>> start SUPPLIED RECORDS

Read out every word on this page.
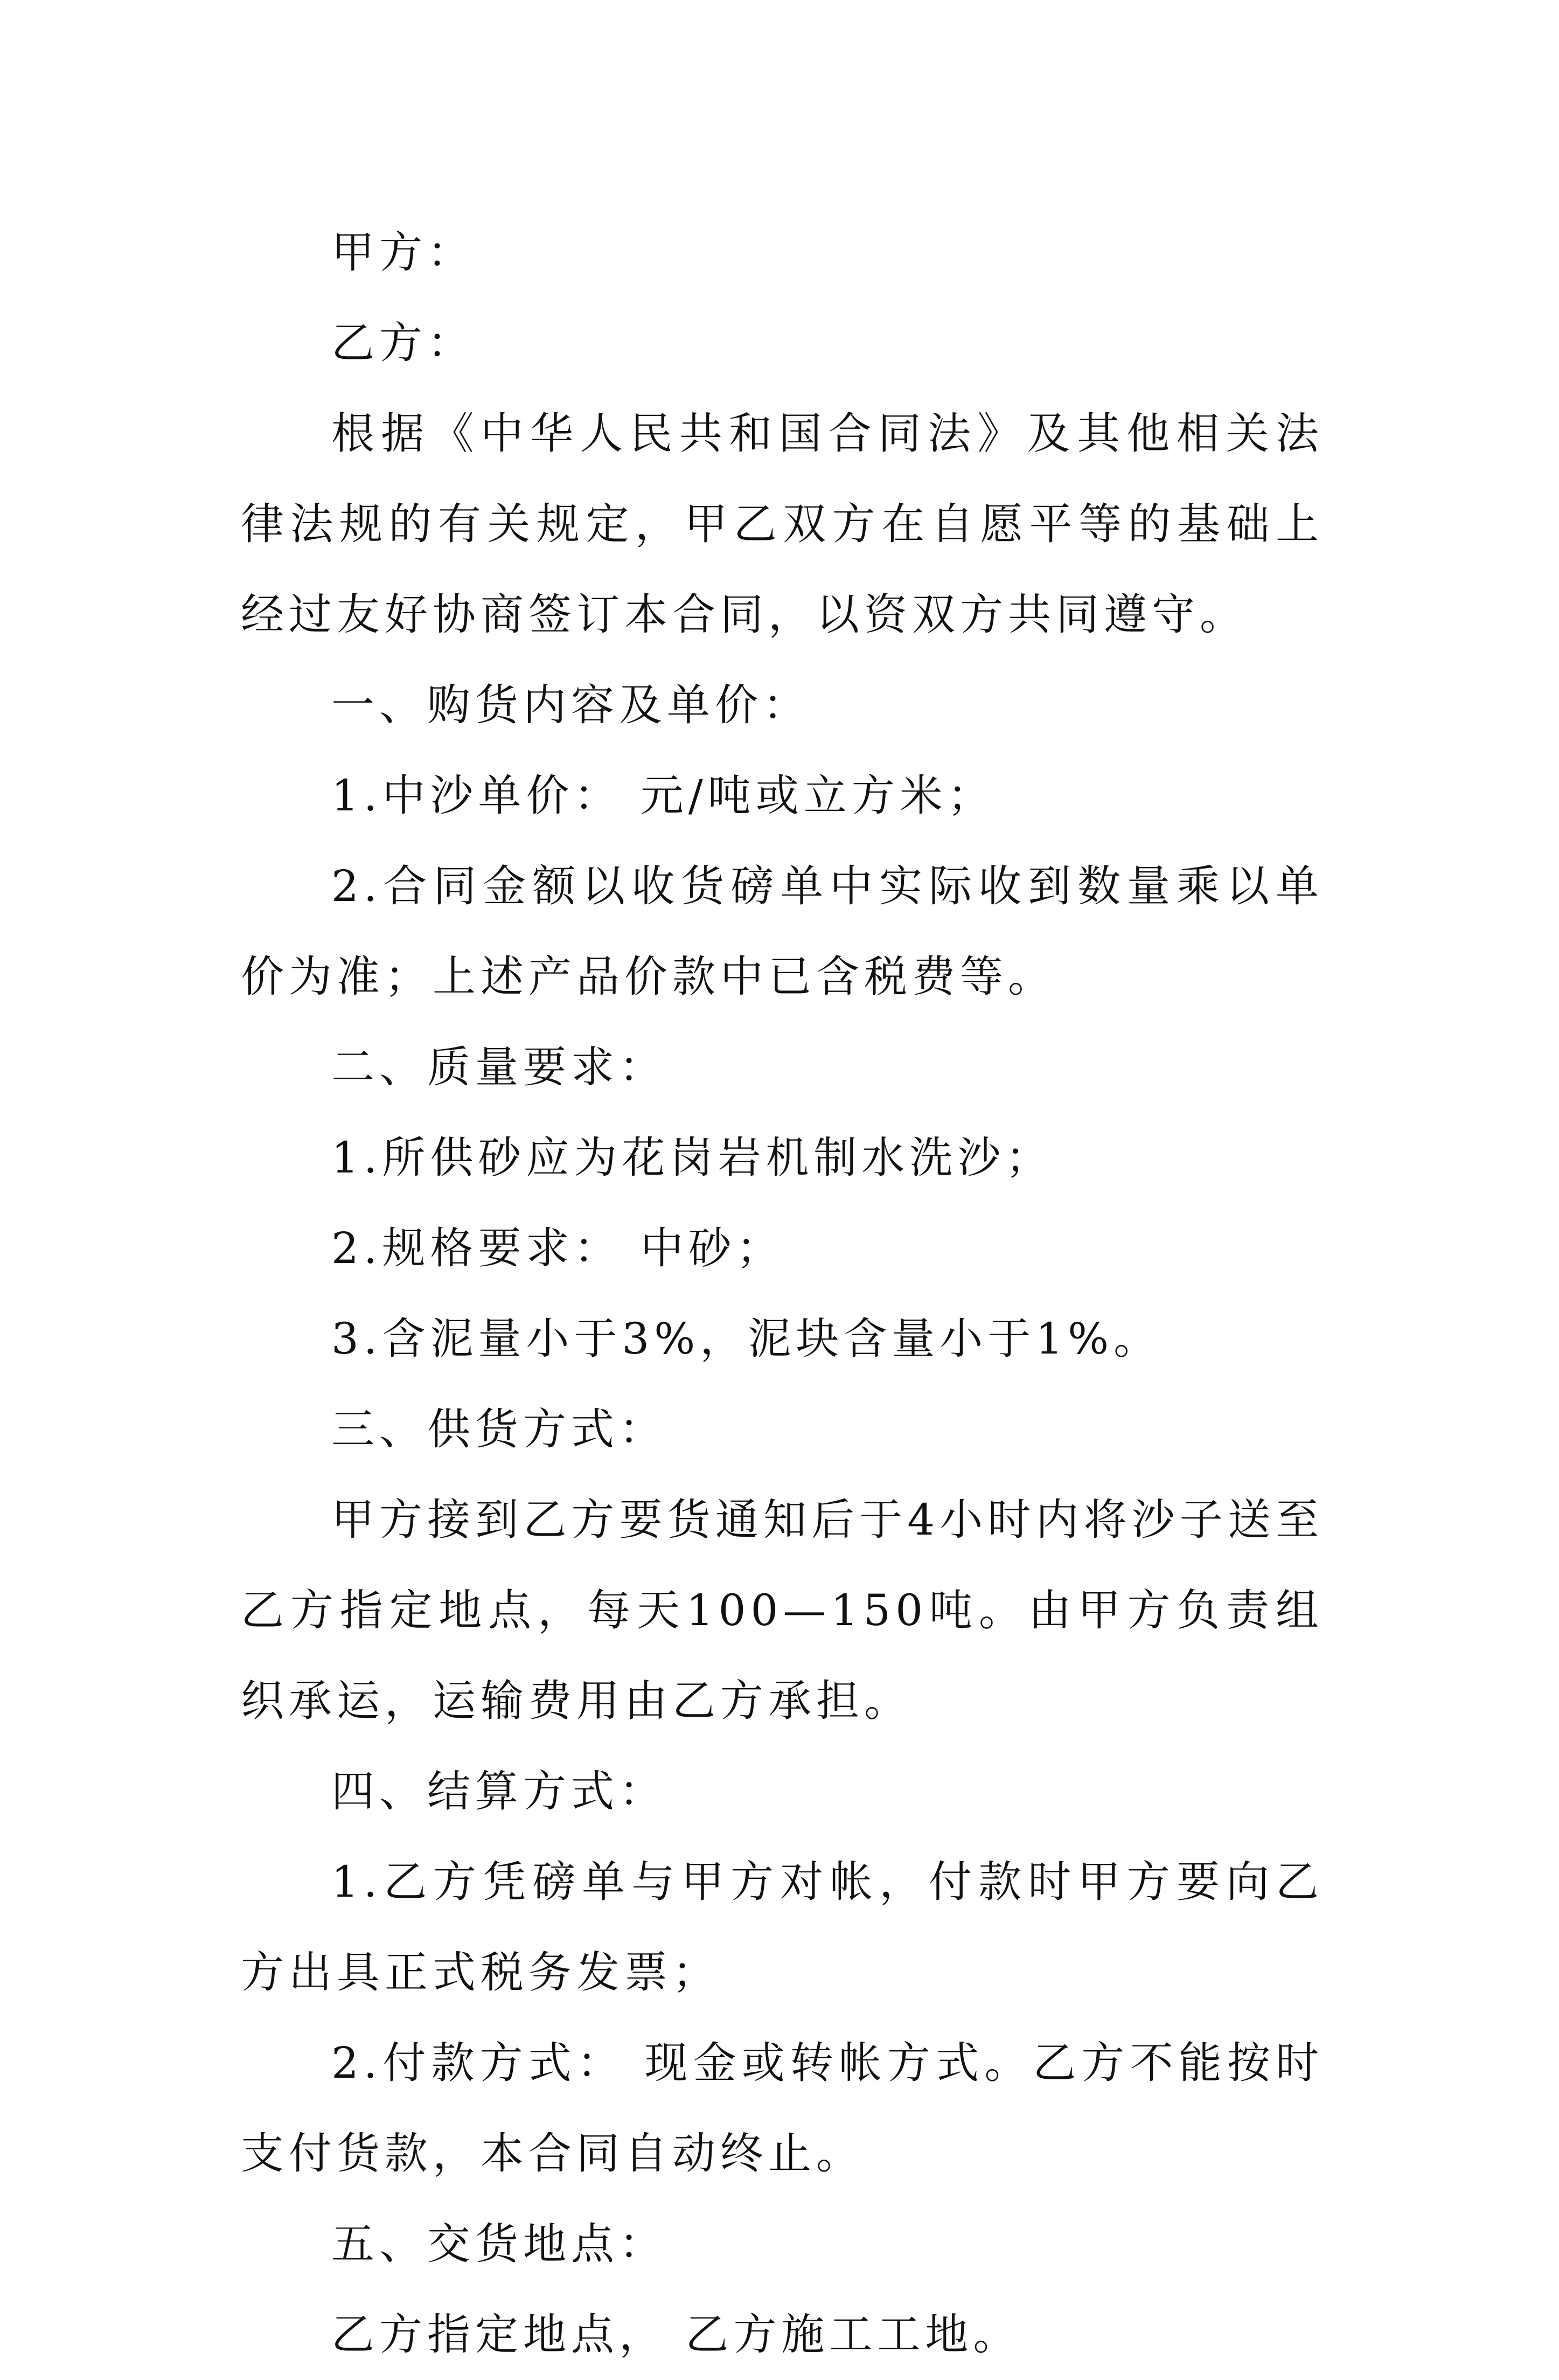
甲方：

乙方：

根据《中华人民共和国合同法》及其他相关法律法规的有关规定，甲乙双方在自愿平等的基础上经过友好协商签订本合同，以资双方共同遵守。

一、购货内容及单价：

1.中沙单价： 元/吨或立方米；

2.合同金额以收货磅单中实际收到数量乘以单价为准；上述产品价款中已含税费等。

二、质量要求：

1.所供砂应为花岗岩机制水洗沙；

2.规格要求： 中砂；

3.含泥量小于3%，泥块含量小于1%。

三、供货方式：

甲方接到乙方要货通知后于4小时内将沙子送至乙方指定地点，每天100—150吨。由甲方负责组织承运，运输费用由乙方承担。

四、结算方式：

1.乙方凭磅单与甲方对帐，付款时甲方要向乙方出具正式税务发票；

2.付款方式： 现金或转帐方式。乙方不能按时支付货款，本合同自动终止。

五、交货地点：

乙方指定地点， 乙方施工工地。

>> end SUPPLIED RECORDS

**GIVEN REQUEST:**
Copy each line above precisely, dropping the pictures.

**RESULT OF THIS EXERCISE:**
Read out every word on this page.
甲方：

乙方：

根据《中华人民共和国合同法》及其他相关法律法规的有关规定，甲乙双方在自愿平等的基础上经过友好协商签订本合同，以资双方共同遵守。

一、购货内容及单价：

1.中沙单价： 元/吨或立方米；

2.合同金额以收货磅单中实际收到数量乘以单价为准；上述产品价款中已含税费等。

二、质量要求：

1.所供砂应为花岗岩机制水洗沙；

2.规格要求： 中砂；

3.含泥量小于3%，泥块含量小于1%。

三、供货方式：

甲方接到乙方要货通知后于4小时内将沙子送至乙方指定地点，每天100—150吨。由甲方负责组织承运，运输费用由乙方承担。

四、结算方式：

1.乙方凭磅单与甲方对帐，付款时甲方要向乙方出具正式税务发票；

2.付款方式： 现金或转帐方式。乙方不能按时支付货款，本合同自动终止。

五、交货地点：

乙方指定地点， 乙方施工工地。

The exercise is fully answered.